> **Material for the task**
>> begin

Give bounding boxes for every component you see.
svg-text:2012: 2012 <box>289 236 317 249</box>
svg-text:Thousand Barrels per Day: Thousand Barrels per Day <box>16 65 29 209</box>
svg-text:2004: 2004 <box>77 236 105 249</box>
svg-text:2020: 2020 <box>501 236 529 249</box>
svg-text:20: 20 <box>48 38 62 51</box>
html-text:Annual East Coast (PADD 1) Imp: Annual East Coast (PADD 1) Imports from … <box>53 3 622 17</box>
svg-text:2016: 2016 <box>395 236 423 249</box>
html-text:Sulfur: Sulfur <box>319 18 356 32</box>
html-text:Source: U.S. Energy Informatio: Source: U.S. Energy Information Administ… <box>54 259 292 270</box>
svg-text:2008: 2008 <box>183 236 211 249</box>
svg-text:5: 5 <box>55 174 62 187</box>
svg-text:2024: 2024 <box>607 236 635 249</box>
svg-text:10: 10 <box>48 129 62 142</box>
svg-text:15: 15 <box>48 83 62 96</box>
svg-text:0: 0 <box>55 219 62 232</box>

>> end

> **Written request**
Please render the items above as a JSON list of strings, one string per line, with blank lines left out.

> **Full response**
[
  "Give bounding boxes for every component you see.",
  "svg-text:2012: 2012 <box>289 236 317 249</box>",
  "svg-text:Thousand Barrels per Day: Thousand Barrels per Day <box>16 65 29 209</box>",
  "svg-text:2004: 2004 <box>77 236 105 249</box>",
  "svg-text:2020: 2020 <box>501 236 529 249</box>",
  "svg-text:20: 20 <box>48 38 62 51</box>",
  "html-text:Annual East Coast (PADD 1) Imp: Annual East Coast (PADD 1) Imports from … <box>53 3 622 17</box>",
  "svg-text:2016: 2016 <box>395 236 423 249</box>",
  "html-text:Sulfur: Sulfur <box>319 18 356 32</box>",
  "html-text:Source: U.S. Energy Informatio: Source: U.S. Energy Information Administ… <box>54 259 292 270</box>",
  "svg-text:2008: 2008 <box>183 236 211 249</box>",
  "svg-text:5: 5 <box>55 174 62 187</box>",
  "svg-text:2024: 2024 <box>607 236 635 249</box>",
  "svg-text:10: 10 <box>48 129 62 142</box>",
  "svg-text:15: 15 <box>48 83 62 96</box>",
  "svg-text:0: 0 <box>55 219 62 232</box>"
]